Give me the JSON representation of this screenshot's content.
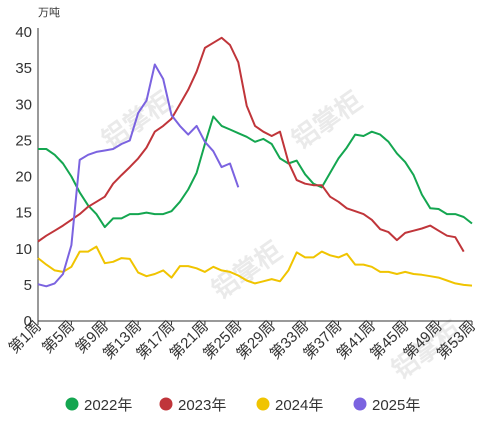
{
  "chart_data": {
    "type": "line",
    "unit_label": "万吨",
    "ylim": [
      0,
      40
    ],
    "yticks": [
      0,
      5,
      10,
      15,
      20,
      25,
      30,
      35,
      40
    ],
    "x_count": 53,
    "xtick_weeks": [
      1,
      5,
      9,
      13,
      17,
      21,
      25,
      29,
      33,
      37,
      41,
      45,
      49,
      53
    ],
    "xtick_labels": [
      "第1周",
      "第5周",
      "第9周",
      "第13周",
      "第17周",
      "第21周",
      "第25周",
      "第29周",
      "第33周",
      "第37周",
      "第41周",
      "第45周",
      "第49周",
      "第53周"
    ],
    "grid": false,
    "legend_position": "bottom",
    "series": [
      {
        "name": "2022年",
        "color": "#14a650",
        "values": [
          23.8,
          23.8,
          23.0,
          21.8,
          20.0,
          17.8,
          16.0,
          14.8,
          13.0,
          14.2,
          14.2,
          14.8,
          14.8,
          15.0,
          14.8,
          14.8,
          15.2,
          16.5,
          18.2,
          20.5,
          24.5,
          28.3,
          27.0,
          26.5,
          26.0,
          25.5,
          24.8,
          25.2,
          24.5,
          22.5,
          21.8,
          22.2,
          20.3,
          19.0,
          18.5,
          20.5,
          22.5,
          24.0,
          25.8,
          25.6,
          26.2,
          25.8,
          24.8,
          23.2,
          22.0,
          20.2,
          17.5,
          15.6,
          15.5,
          14.8,
          14.8,
          14.4,
          13.5
        ]
      },
      {
        "name": "2023年",
        "color": "#c0353a",
        "values": [
          11.0,
          11.8,
          12.5,
          13.2,
          14.0,
          14.8,
          15.8,
          16.5,
          17.2,
          19.0,
          20.2,
          21.3,
          22.5,
          24.0,
          26.2,
          27.0,
          28.0,
          30.0,
          32.0,
          34.5,
          37.8,
          38.5,
          39.2,
          38.2,
          35.8,
          29.8,
          27.0,
          26.2,
          25.6,
          26.2,
          22.0,
          19.5,
          19.0,
          18.8,
          18.8,
          17.2,
          16.5,
          15.6,
          15.2,
          14.8,
          14.0,
          12.7,
          12.3,
          11.2,
          12.2,
          12.5,
          12.8,
          13.2,
          12.5,
          11.8,
          11.6,
          9.6
        ]
      },
      {
        "name": "2024年",
        "color": "#f0c400",
        "values": [
          8.7,
          7.8,
          7.0,
          6.8,
          7.5,
          9.6,
          9.6,
          10.3,
          8.0,
          8.2,
          8.7,
          8.6,
          6.7,
          6.2,
          6.5,
          7.0,
          6.0,
          7.6,
          7.6,
          7.3,
          6.8,
          7.5,
          7.0,
          6.8,
          6.3,
          5.6,
          5.2,
          5.5,
          5.8,
          5.5,
          7.0,
          9.5,
          8.8,
          8.8,
          9.6,
          9.1,
          8.8,
          9.3,
          7.8,
          7.8,
          7.5,
          6.8,
          6.8,
          6.5,
          6.8,
          6.5,
          6.4,
          6.2,
          6.0,
          5.6,
          5.2,
          5.0,
          4.9
        ]
      },
      {
        "name": "2025年",
        "color": "#7b63e0",
        "values": [
          5.1,
          4.8,
          5.2,
          6.5,
          10.5,
          22.3,
          23.0,
          23.4,
          23.6,
          23.8,
          24.5,
          25.0,
          28.8,
          30.5,
          35.5,
          33.5,
          28.5,
          27.0,
          25.8,
          27.0,
          24.8,
          23.5,
          21.3,
          21.8,
          18.5
        ]
      }
    ]
  }
}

★ ★ ★ ★ ★

Every line above should be repeated exactly; pictures stay out of the copy.

■ Response to this exercise:
Give me the JSON representation of this screenshot's content.
{
  "chart_data": {
    "type": "line",
    "unit_label": "万吨",
    "ylim": [
      0,
      40
    ],
    "yticks": [
      0,
      5,
      10,
      15,
      20,
      25,
      30,
      35,
      40
    ],
    "x_count": 53,
    "xtick_weeks": [
      1,
      5,
      9,
      13,
      17,
      21,
      25,
      29,
      33,
      37,
      41,
      45,
      49,
      53
    ],
    "xtick_labels": [
      "第1周",
      "第5周",
      "第9周",
      "第13周",
      "第17周",
      "第21周",
      "第25周",
      "第29周",
      "第33周",
      "第37周",
      "第41周",
      "第45周",
      "第49周",
      "第53周"
    ],
    "grid": false,
    "legend_position": "bottom",
    "series": [
      {
        "name": "2022年",
        "color": "#14a650",
        "values": [
          23.8,
          23.8,
          23.0,
          21.8,
          20.0,
          17.8,
          16.0,
          14.8,
          13.0,
          14.2,
          14.2,
          14.8,
          14.8,
          15.0,
          14.8,
          14.8,
          15.2,
          16.5,
          18.2,
          20.5,
          24.5,
          28.3,
          27.0,
          26.5,
          26.0,
          25.5,
          24.8,
          25.2,
          24.5,
          22.5,
          21.8,
          22.2,
          20.3,
          19.0,
          18.5,
          20.5,
          22.5,
          24.0,
          25.8,
          25.6,
          26.2,
          25.8,
          24.8,
          23.2,
          22.0,
          20.2,
          17.5,
          15.6,
          15.5,
          14.8,
          14.8,
          14.4,
          13.5
        ]
      },
      {
        "name": "2023年",
        "color": "#c0353a",
        "values": [
          11.0,
          11.8,
          12.5,
          13.2,
          14.0,
          14.8,
          15.8,
          16.5,
          17.2,
          19.0,
          20.2,
          21.3,
          22.5,
          24.0,
          26.2,
          27.0,
          28.0,
          30.0,
          32.0,
          34.5,
          37.8,
          38.5,
          39.2,
          38.2,
          35.8,
          29.8,
          27.0,
          26.2,
          25.6,
          26.2,
          22.0,
          19.5,
          19.0,
          18.8,
          18.8,
          17.2,
          16.5,
          15.6,
          15.2,
          14.8,
          14.0,
          12.7,
          12.3,
          11.2,
          12.2,
          12.5,
          12.8,
          13.2,
          12.5,
          11.8,
          11.6,
          9.6
        ]
      },
      {
        "name": "2024年",
        "color": "#f0c400",
        "values": [
          8.7,
          7.8,
          7.0,
          6.8,
          7.5,
          9.6,
          9.6,
          10.3,
          8.0,
          8.2,
          8.7,
          8.6,
          6.7,
          6.2,
          6.5,
          7.0,
          6.0,
          7.6,
          7.6,
          7.3,
          6.8,
          7.5,
          7.0,
          6.8,
          6.3,
          5.6,
          5.2,
          5.5,
          5.8,
          5.5,
          7.0,
          9.5,
          8.8,
          8.8,
          9.6,
          9.1,
          8.8,
          9.3,
          7.8,
          7.8,
          7.5,
          6.8,
          6.8,
          6.5,
          6.8,
          6.5,
          6.4,
          6.2,
          6.0,
          5.6,
          5.2,
          5.0,
          4.9
        ]
      },
      {
        "name": "2025年",
        "color": "#7b63e0",
        "values": [
          5.1,
          4.8,
          5.2,
          6.5,
          10.5,
          22.3,
          23.0,
          23.4,
          23.6,
          23.8,
          24.5,
          25.0,
          28.8,
          30.5,
          35.5,
          33.5,
          28.5,
          27.0,
          25.8,
          27.0,
          24.8,
          23.5,
          21.3,
          21.8,
          18.5
        ]
      }
    ]
  }
}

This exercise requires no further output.